'''

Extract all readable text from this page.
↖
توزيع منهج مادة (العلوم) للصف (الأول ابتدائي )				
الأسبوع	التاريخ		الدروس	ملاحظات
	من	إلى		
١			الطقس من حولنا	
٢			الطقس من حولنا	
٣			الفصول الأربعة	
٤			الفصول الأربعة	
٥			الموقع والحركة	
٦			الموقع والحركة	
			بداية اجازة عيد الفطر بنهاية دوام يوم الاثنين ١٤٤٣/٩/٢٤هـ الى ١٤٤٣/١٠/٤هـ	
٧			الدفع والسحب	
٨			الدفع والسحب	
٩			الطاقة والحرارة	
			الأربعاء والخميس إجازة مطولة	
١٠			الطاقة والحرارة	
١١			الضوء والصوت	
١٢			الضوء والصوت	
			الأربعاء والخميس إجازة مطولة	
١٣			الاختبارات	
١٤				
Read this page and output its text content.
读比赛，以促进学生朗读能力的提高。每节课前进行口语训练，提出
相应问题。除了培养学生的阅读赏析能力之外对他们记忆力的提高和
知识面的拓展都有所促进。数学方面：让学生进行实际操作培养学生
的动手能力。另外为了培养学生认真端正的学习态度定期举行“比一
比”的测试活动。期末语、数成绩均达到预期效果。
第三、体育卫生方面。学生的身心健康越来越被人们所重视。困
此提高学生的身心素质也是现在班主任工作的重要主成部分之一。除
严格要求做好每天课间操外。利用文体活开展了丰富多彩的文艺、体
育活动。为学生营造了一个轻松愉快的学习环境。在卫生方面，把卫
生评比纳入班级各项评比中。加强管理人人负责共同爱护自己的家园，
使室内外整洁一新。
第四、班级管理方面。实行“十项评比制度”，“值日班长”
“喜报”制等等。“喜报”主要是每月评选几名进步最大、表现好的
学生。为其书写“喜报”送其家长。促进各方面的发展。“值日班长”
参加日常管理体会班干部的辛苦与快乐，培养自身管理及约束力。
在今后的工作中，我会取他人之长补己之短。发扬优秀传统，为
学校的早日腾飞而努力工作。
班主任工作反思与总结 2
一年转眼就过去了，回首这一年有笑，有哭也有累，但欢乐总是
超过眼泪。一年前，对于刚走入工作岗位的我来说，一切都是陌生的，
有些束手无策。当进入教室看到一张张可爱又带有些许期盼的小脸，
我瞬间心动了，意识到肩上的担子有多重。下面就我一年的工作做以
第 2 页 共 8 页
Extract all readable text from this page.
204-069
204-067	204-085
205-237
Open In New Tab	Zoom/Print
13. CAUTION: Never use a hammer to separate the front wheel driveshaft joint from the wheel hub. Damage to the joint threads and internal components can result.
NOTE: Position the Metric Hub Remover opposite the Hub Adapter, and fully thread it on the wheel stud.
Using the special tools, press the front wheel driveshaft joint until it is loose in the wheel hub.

'''

TASK BRIEF: Output the entries verbatim.

RESPONSE TO THE TASK:
Extract all readable text from this page.
↖
توزيع منهج مادة (العلوم) للصف (الأول ابتدائي )				
الأسبوع	التاريخ		الدروس	ملاحظات
	من	إلى		
١			الطقس من حولنا	
٢			الطقس من حولنا	
٣			الفصول الأربعة	
٤			الفصول الأربعة	
٥			الموقع والحركة	
٦			الموقع والحركة	
			بداية اجازة عيد الفطر بنهاية دوام يوم الاثنين ١٤٤٣/٩/٢٤هـ الى ١٤٤٣/١٠/٤هـ	
٧			الدفع والسحب	
٨			الدفع والسحب	
٩			الطاقة والحرارة	
			الأربعاء والخميس إجازة مطولة	
١٠			الطاقة والحرارة	
١١			الضوء والصوت	
١٢			الضوء والصوت	
			الأربعاء والخميس إجازة مطولة	
١٣			الاختبارات	
١٤				
Read this page and output its text content.
读比赛，以促进学生朗读能力的提高。每节课前进行口语训练，提出
相应问题。除了培养学生的阅读赏析能力之外对他们记忆力的提高和
知识面的拓展都有所促进。数学方面：让学生进行实际操作培养学生
的动手能力。另外为了培养学生认真端正的学习态度定期举行“比一
比”的测试活动。期末语、数成绩均达到预期效果。
第三、体育卫生方面。学生的身心健康越来越被人们所重视。困
此提高学生的身心素质也是现在班主任工作的重要主成部分之一。除
严格要求做好每天课间操外。利用文体活开展了丰富多彩的文艺、体
育活动。为学生营造了一个轻松愉快的学习环境。在卫生方面，把卫
生评比纳入班级各项评比中。加强管理人人负责共同爱护自己的家园，
使室内外整洁一新。
第四、班级管理方面。实行“十项评比制度”，“值日班长”
“喜报”制等等。“喜报”主要是每月评选几名进步最大、表现好的
学生。为其书写“喜报”送其家长。促进各方面的发展。“值日班长”
参加日常管理体会班干部的辛苦与快乐，培养自身管理及约束力。
在今后的工作中，我会取他人之长补己之短。发扬优秀传统，为
学校的早日腾飞而努力工作。
班主任工作反思与总结 2
一年转眼就过去了，回首这一年有笑，有哭也有累，但欢乐总是
超过眼泪。一年前，对于刚走入工作岗位的我来说，一切都是陌生的，
有些束手无策。当进入教室看到一张张可爱又带有些许期盼的小脸，
我瞬间心动了，意识到肩上的担子有多重。下面就我一年的工作做以
第 2 页 共 8 页
Extract all readable text from this page.
204-069
204-067	204-085
205-237
Open In New Tab	Zoom/Print
13. CAUTION: Never use a hammer to separate the front wheel driveshaft joint from the wheel hub. Damage to the joint threads and internal components can result.
NOTE: Position the Metric Hub Remover opposite the Hub Adapter, and fully thread it on the wheel stud.
Using the special tools, press the front wheel driveshaft joint until it is loose in the wheel hub.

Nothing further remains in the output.